- TASK INSTRUCTIONS:
Print every line of the listing exactly, please.
START
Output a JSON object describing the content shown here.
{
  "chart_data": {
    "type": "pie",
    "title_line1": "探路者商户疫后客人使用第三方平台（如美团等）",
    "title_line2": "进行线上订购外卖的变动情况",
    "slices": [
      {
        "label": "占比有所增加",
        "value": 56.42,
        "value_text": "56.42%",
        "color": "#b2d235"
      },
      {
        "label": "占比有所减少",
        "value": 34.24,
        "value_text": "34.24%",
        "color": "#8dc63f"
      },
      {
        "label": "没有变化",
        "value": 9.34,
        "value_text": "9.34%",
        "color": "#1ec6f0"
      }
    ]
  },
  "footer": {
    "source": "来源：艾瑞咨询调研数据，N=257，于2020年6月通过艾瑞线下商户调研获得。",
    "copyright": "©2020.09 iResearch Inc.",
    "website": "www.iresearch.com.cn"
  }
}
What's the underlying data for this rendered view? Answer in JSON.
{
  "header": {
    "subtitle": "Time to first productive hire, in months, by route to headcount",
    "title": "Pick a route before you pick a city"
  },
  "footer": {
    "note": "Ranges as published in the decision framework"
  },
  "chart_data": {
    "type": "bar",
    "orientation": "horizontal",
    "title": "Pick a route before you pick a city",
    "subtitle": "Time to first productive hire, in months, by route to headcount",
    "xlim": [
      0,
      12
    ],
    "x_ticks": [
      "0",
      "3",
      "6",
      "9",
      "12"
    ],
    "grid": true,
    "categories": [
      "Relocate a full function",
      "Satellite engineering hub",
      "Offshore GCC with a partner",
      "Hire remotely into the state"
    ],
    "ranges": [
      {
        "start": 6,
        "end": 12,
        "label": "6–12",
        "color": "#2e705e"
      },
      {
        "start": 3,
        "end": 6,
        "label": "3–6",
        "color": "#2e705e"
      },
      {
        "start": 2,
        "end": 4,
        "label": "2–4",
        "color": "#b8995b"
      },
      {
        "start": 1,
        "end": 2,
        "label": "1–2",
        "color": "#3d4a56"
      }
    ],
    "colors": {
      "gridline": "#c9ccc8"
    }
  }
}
END
- RESULT FOR THIS TASK:
Output a JSON object describing the content shown here.
{
  "chart_data": {
    "type": "pie",
    "title_line1": "探路者商户疫后客人使用第三方平台（如美团等）",
    "title_line2": "进行线上订购外卖的变动情况",
    "slices": [
      {
        "label": "占比有所增加",
        "value": 56.42,
        "value_text": "56.42%",
        "color": "#b2d235"
      },
      {
        "label": "占比有所减少",
        "value": 34.24,
        "value_text": "34.24%",
        "color": "#8dc63f"
      },
      {
        "label": "没有变化",
        "value": 9.34,
        "value_text": "9.34%",
        "color": "#1ec6f0"
      }
    ]
  },
  "footer": {
    "source": "来源：艾瑞咨询调研数据，N=257，于2020年6月通过艾瑞线下商户调研获得。",
    "copyright": "©2020.09 iResearch Inc.",
    "website": "www.iresearch.com.cn"
  }
}
What's the underlying data for this rendered view? Answer in JSON.
{
  "header": {
    "subtitle": "Time to first productive hire, in months, by route to headcount",
    "title": "Pick a route before you pick a city"
  },
  "footer": {
    "note": "Ranges as published in the decision framework"
  },
  "chart_data": {
    "type": "bar",
    "orientation": "horizontal",
    "title": "Pick a route before you pick a city",
    "subtitle": "Time to first productive hire, in months, by route to headcount",
    "xlim": [
      0,
      12
    ],
    "x_ticks": [
      "0",
      "3",
      "6",
      "9",
      "12"
    ],
    "grid": true,
    "categories": [
      "Relocate a full function",
      "Satellite engineering hub",
      "Offshore GCC with a partner",
      "Hire remotely into the state"
    ],
    "ranges": [
      {
        "start": 6,
        "end": 12,
        "label": "6–12",
        "color": "#2e705e"
      },
      {
        "start": 3,
        "end": 6,
        "label": "3–6",
        "color": "#2e705e"
      },
      {
        "start": 2,
        "end": 4,
        "label": "2–4",
        "color": "#b8995b"
      },
      {
        "start": 1,
        "end": 2,
        "label": "1–2",
        "color": "#3d4a56"
      }
    ],
    "colors": {
      "gridline": "#c9ccc8"
    }
  }
}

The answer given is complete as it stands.